Your task - Return the whole listing exactly as it stands.

Dataset content -
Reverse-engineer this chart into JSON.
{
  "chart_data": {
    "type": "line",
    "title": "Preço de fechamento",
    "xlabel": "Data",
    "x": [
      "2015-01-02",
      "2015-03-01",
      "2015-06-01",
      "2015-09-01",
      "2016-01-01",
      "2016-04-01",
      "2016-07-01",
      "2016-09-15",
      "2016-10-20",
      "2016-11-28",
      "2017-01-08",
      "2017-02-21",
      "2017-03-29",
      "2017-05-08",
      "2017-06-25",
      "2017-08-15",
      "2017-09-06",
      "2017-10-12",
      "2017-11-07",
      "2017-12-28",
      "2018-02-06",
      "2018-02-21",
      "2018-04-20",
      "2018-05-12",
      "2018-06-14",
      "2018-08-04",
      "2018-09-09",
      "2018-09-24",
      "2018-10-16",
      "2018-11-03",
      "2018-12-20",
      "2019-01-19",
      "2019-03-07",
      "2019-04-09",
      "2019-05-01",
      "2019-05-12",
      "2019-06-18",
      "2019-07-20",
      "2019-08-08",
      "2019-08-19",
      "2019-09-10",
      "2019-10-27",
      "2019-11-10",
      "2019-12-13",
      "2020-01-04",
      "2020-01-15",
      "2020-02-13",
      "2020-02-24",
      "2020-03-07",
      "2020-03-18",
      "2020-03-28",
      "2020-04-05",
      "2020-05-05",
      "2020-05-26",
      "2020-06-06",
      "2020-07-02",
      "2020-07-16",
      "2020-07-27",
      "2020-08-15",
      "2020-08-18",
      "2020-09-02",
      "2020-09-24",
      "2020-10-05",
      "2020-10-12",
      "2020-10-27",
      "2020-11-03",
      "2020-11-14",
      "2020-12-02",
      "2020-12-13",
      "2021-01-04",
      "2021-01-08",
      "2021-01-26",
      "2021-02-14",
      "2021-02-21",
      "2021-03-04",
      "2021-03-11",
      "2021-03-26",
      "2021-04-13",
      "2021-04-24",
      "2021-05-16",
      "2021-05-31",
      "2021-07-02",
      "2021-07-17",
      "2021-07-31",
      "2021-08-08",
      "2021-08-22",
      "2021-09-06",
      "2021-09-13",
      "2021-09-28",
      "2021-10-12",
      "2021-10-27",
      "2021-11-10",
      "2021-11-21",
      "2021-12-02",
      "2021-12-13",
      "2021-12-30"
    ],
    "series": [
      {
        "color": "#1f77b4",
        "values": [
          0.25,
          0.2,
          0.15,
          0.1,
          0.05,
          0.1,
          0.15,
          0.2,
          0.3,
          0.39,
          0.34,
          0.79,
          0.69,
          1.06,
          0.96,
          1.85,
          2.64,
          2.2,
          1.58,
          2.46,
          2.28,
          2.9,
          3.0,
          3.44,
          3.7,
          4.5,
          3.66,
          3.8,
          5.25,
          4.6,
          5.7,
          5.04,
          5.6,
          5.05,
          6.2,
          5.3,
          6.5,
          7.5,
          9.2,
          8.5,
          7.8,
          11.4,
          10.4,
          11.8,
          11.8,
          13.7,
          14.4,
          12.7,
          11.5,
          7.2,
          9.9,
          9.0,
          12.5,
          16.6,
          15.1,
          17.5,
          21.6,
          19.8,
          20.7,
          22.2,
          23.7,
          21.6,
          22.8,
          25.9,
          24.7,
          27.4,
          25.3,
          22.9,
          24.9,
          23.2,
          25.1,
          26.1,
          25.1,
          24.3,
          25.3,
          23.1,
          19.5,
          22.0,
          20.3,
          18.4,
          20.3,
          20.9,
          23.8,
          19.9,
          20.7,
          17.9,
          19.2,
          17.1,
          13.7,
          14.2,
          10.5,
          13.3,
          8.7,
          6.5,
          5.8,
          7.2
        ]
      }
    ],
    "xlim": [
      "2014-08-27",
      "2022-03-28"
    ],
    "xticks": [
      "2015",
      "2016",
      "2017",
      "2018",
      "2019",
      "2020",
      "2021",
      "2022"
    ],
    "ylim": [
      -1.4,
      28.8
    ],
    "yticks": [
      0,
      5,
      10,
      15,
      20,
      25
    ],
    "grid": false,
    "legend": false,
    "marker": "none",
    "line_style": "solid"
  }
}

Response below -
Reverse-engineer this chart into JSON.
{
  "chart_data": {
    "type": "line",
    "title": "Preço de fechamento",
    "xlabel": "Data",
    "x": [
      "2015-01-02",
      "2015-03-01",
      "2015-06-01",
      "2015-09-01",
      "2016-01-01",
      "2016-04-01",
      "2016-07-01",
      "2016-09-15",
      "2016-10-20",
      "2016-11-28",
      "2017-01-08",
      "2017-02-21",
      "2017-03-29",
      "2017-05-08",
      "2017-06-25",
      "2017-08-15",
      "2017-09-06",
      "2017-10-12",
      "2017-11-07",
      "2017-12-28",
      "2018-02-06",
      "2018-02-21",
      "2018-04-20",
      "2018-05-12",
      "2018-06-14",
      "2018-08-04",
      "2018-09-09",
      "2018-09-24",
      "2018-10-16",
      "2018-11-03",
      "2018-12-20",
      "2019-01-19",
      "2019-03-07",
      "2019-04-09",
      "2019-05-01",
      "2019-05-12",
      "2019-06-18",
      "2019-07-20",
      "2019-08-08",
      "2019-08-19",
      "2019-09-10",
      "2019-10-27",
      "2019-11-10",
      "2019-12-13",
      "2020-01-04",
      "2020-01-15",
      "2020-02-13",
      "2020-02-24",
      "2020-03-07",
      "2020-03-18",
      "2020-03-28",
      "2020-04-05",
      "2020-05-05",
      "2020-05-26",
      "2020-06-06",
      "2020-07-02",
      "2020-07-16",
      "2020-07-27",
      "2020-08-15",
      "2020-08-18",
      "2020-09-02",
      "2020-09-24",
      "2020-10-05",
      "2020-10-12",
      "2020-10-27",
      "2020-11-03",
      "2020-11-14",
      "2020-12-02",
      "2020-12-13",
      "2021-01-04",
      "2021-01-08",
      "2021-01-26",
      "2021-02-14",
      "2021-02-21",
      "2021-03-04",
      "2021-03-11",
      "2021-03-26",
      "2021-04-13",
      "2021-04-24",
      "2021-05-16",
      "2021-05-31",
      "2021-07-02",
      "2021-07-17",
      "2021-07-31",
      "2021-08-08",
      "2021-08-22",
      "2021-09-06",
      "2021-09-13",
      "2021-09-28",
      "2021-10-12",
      "2021-10-27",
      "2021-11-10",
      "2021-11-21",
      "2021-12-02",
      "2021-12-13",
      "2021-12-30"
    ],
    "series": [
      {
        "color": "#1f77b4",
        "values": [
          0.25,
          0.2,
          0.15,
          0.1,
          0.05,
          0.1,
          0.15,
          0.2,
          0.3,
          0.39,
          0.34,
          0.79,
          0.69,
          1.06,
          0.96,
          1.85,
          2.64,
          2.2,
          1.58,
          2.46,
          2.28,
          2.9,
          3.0,
          3.44,
          3.7,
          4.5,
          3.66,
          3.8,
          5.25,
          4.6,
          5.7,
          5.04,
          5.6,
          5.05,
          6.2,
          5.3,
          6.5,
          7.5,
          9.2,
          8.5,
          7.8,
          11.4,
          10.4,
          11.8,
          11.8,
          13.7,
          14.4,
          12.7,
          11.5,
          7.2,
          9.9,
          9.0,
          12.5,
          16.6,
          15.1,
          17.5,
          21.6,
          19.8,
          20.7,
          22.2,
          23.7,
          21.6,
          22.8,
          25.9,
          24.7,
          27.4,
          25.3,
          22.9,
          24.9,
          23.2,
          25.1,
          26.1,
          25.1,
          24.3,
          25.3,
          23.1,
          19.5,
          22.0,
          20.3,
          18.4,
          20.3,
          20.9,
          23.8,
          19.9,
          20.7,
          17.9,
          19.2,
          17.1,
          13.7,
          14.2,
          10.5,
          13.3,
          8.7,
          6.5,
          5.8,
          7.2
        ]
      }
    ],
    "xlim": [
      "2014-08-27",
      "2022-03-28"
    ],
    "xticks": [
      "2015",
      "2016",
      "2017",
      "2018",
      "2019",
      "2020",
      "2021",
      "2022"
    ],
    "ylim": [
      -1.4,
      28.8
    ],
    "yticks": [
      0,
      5,
      10,
      15,
      20,
      25
    ],
    "grid": false,
    "legend": false,
    "marker": "none",
    "line_style": "solid"
  }
}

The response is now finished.